INSTRUCTION —
Extract every line that includes the string "田园综合体".

Collected data entries
******************************
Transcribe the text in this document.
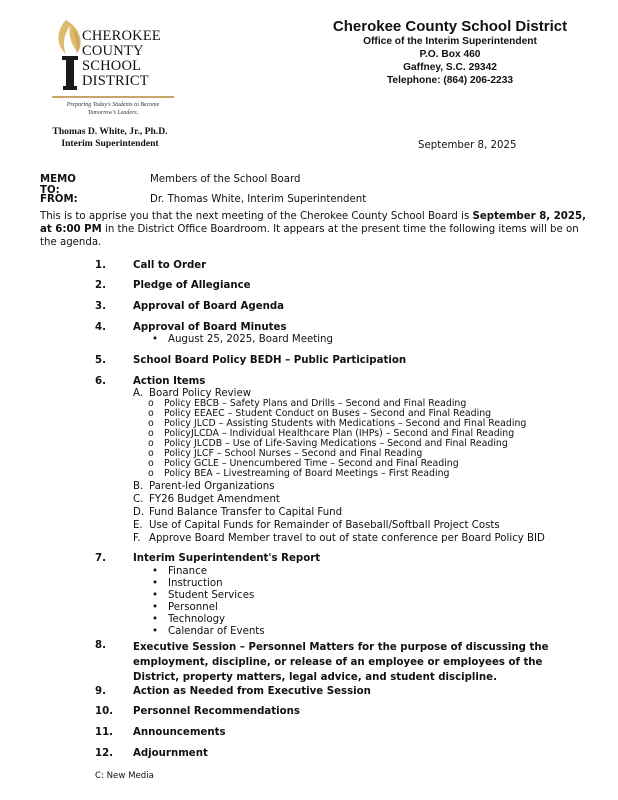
CHEROKEE
COUNTY
SCHOOL
DISTRICT
Preparing Today's Students to Become
Tomorrow's Leaders.
Thomas D. White, Jr., Ph.D.
Interim Superintendent
Cherokee County School District
Office of the Interim Superintendent
P.O. Box 460
Gaffney, S.C. 29342
Telephone: (864) 206-2233
September 8, 2025
MEMO TO:
Members of the School Board
FROM:	Dr. Thomas White, Interim Superintendent
This is to apprise you that the next meeting of the Cherokee County School Board is September 8, 2025, at 6:00 PM in the District Office Boardroom. It appears at the present time the following items will be on the agenda.
1.	Call to Order
2.	Pledge of Allegiance
3.	Approval of Board Agenda
4.	Approval of Board Minutes
• August 25, 2025, Board Meeting
5.	School Board Policy BEDH – Public Participation
6.	Action Items
A. Board Policy Review
o Policy EBCB – Safety Plans and Drills – Second and Final Reading
o Policy EEAEC – Student Conduct on Buses – Second and Final Reading
o Policy JLCD – Assisting Students with Medications – Second and Final Reading
o PolicyJLCDA – Individual Healthcare Plan (IHPs) – Second and Final Reading
o Policy JLCDB – Use of Life-Saving Medications – Second and Final Reading
o Policy JLCF – School Nurses – Second and Final Reading
o Policy GCLE – Unencumbered Time – Second and Final Reading
o Policy BEA – Livestreaming of Board Meetings – First Reading
B. Parent-led Organizations
C. FY26 Budget Amendment
D. Fund Balance Transfer to Capital Fund
E. Use of Capital Funds for Remainder of Baseball/Softball Project Costs
F. Approve Board Member travel to out of state conference per Board Policy BID
7.	Interim Superintendent's Report
• Finance
• Instruction
• Student Services
• Personnel
• Technology
• Calendar of Events
8.	Executive Session – Personnel Matters for the purpose of discussing the employment, discipline, or release of an employee or employees of the District, property matters, legal advice, and student discipline.
9.	Action as Needed from Executive Session
10. Personnel Recommendations
11. Announcements
12. Adjournment
C: New Media
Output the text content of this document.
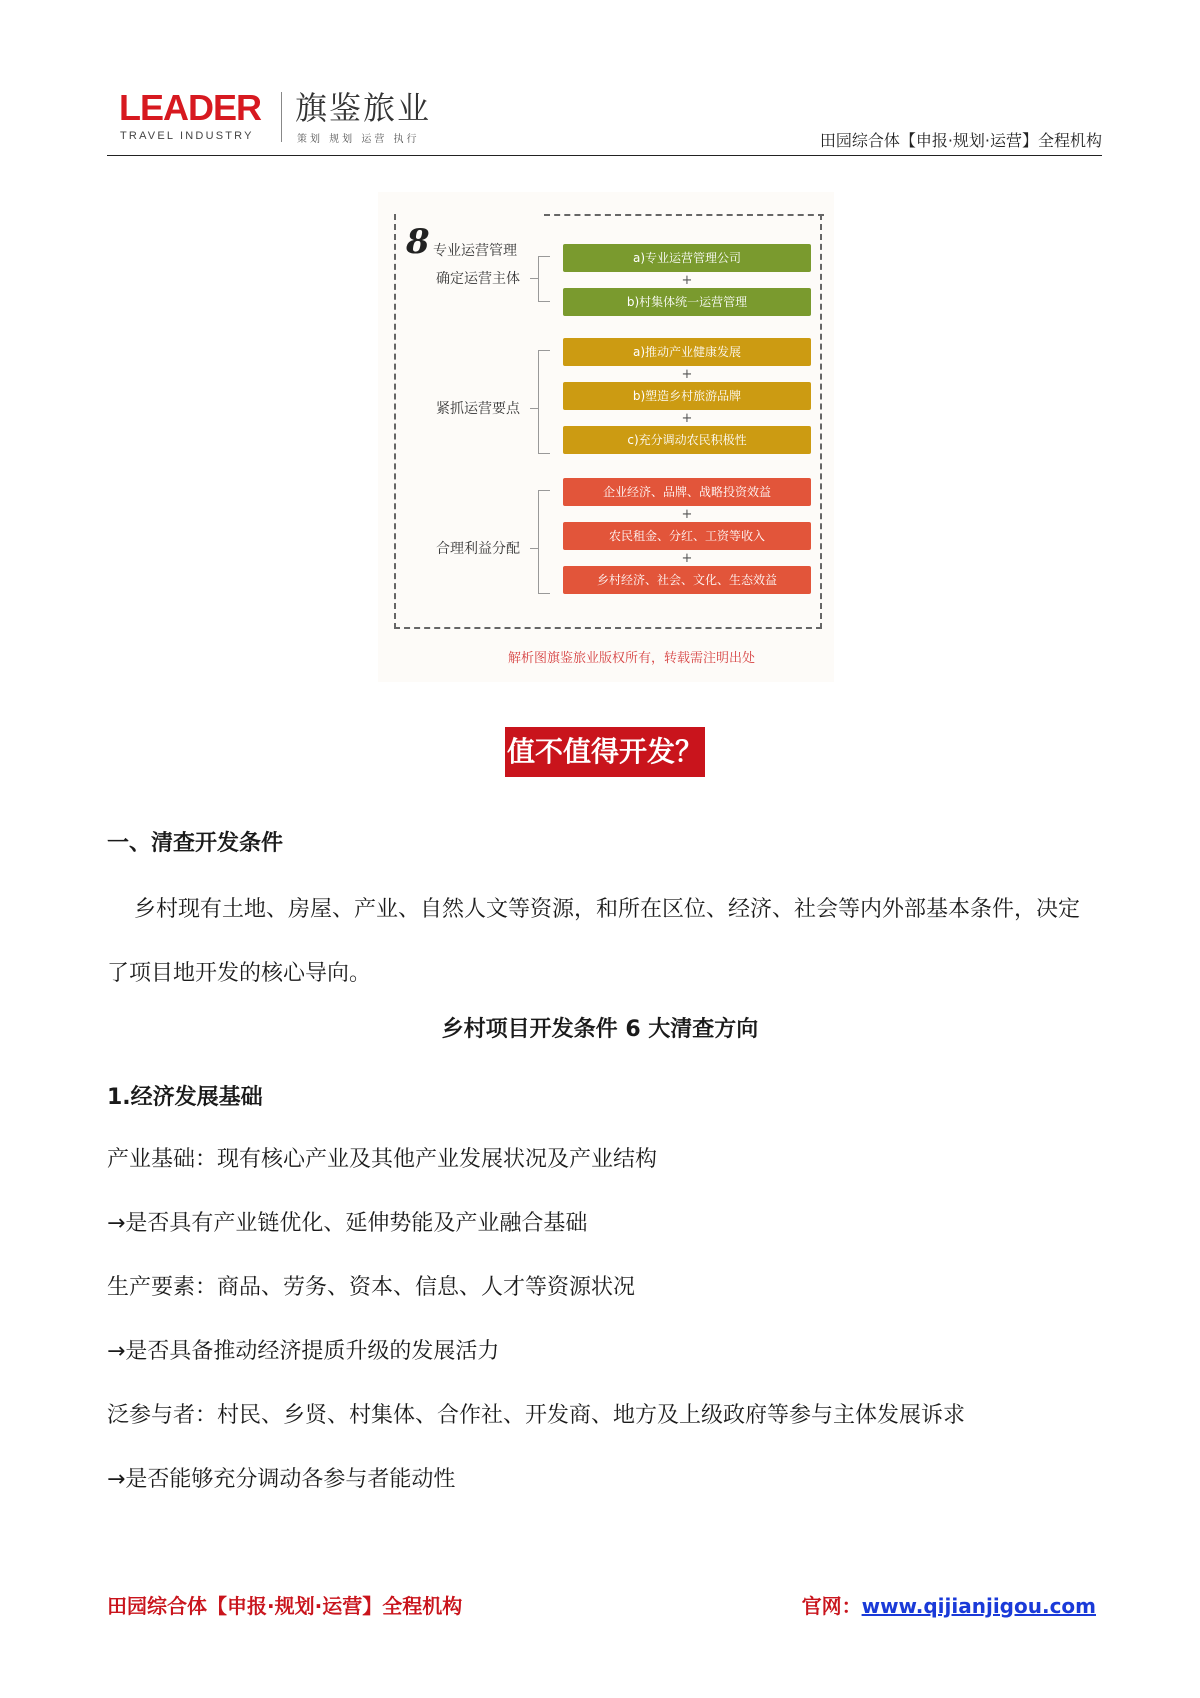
LEADER
TRAVEL INDUSTRY
旗鉴旅业
策划 规划 运营 执行	田园综合体【申报·规划·运营】全程机构
8 专业运营管理
确定运营主体
a)专业运营管理公司
+
b)村集体统一运营管理
紧抓运营要点
a)推动产业健康发展
+
b)塑造乡村旅游品牌
+
c)充分调动农民积极性
合理利益分配
企业经济、品牌、战略投资效益
+
农民租金、分红、工资等收入
+
乡村经济、社会、文化、生态效益
解析图旗鉴旅业版权所有，转载需注明出处
值不值得开发？
一、清查开发条件
乡村现有土地、房屋、产业、自然人文等资源，和所在区位、经济、社会等内外部基本条件，决定了项目地开发的核心导向。
乡村项目开发条件 6 大清查方向
1.经济发展基础
产业基础：现有核心产业及其他产业发展状况及产业结构
→是否具有产业链优化、延伸势能及产业融合基础
生产要素：商品、劳务、资本、信息、人才等资源状况
→是否具备推动经济提质升级的发展活力
泛参与者：村民、乡贤、村集体、合作社、开发商、地方及上级政府等参与主体发展诉求
→是否能够充分调动各参与者能动性
田园综合体【申报·规划·运营】全程机构	官网：www.qijianjigou.com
******************************
WRITTEN REPLY —
策划 规划 运营 执行	田园综合体【申报·规划·运营】全程机构
田园综合体【申报·规划·运营】全程机构	官网：www.qijianjigou.com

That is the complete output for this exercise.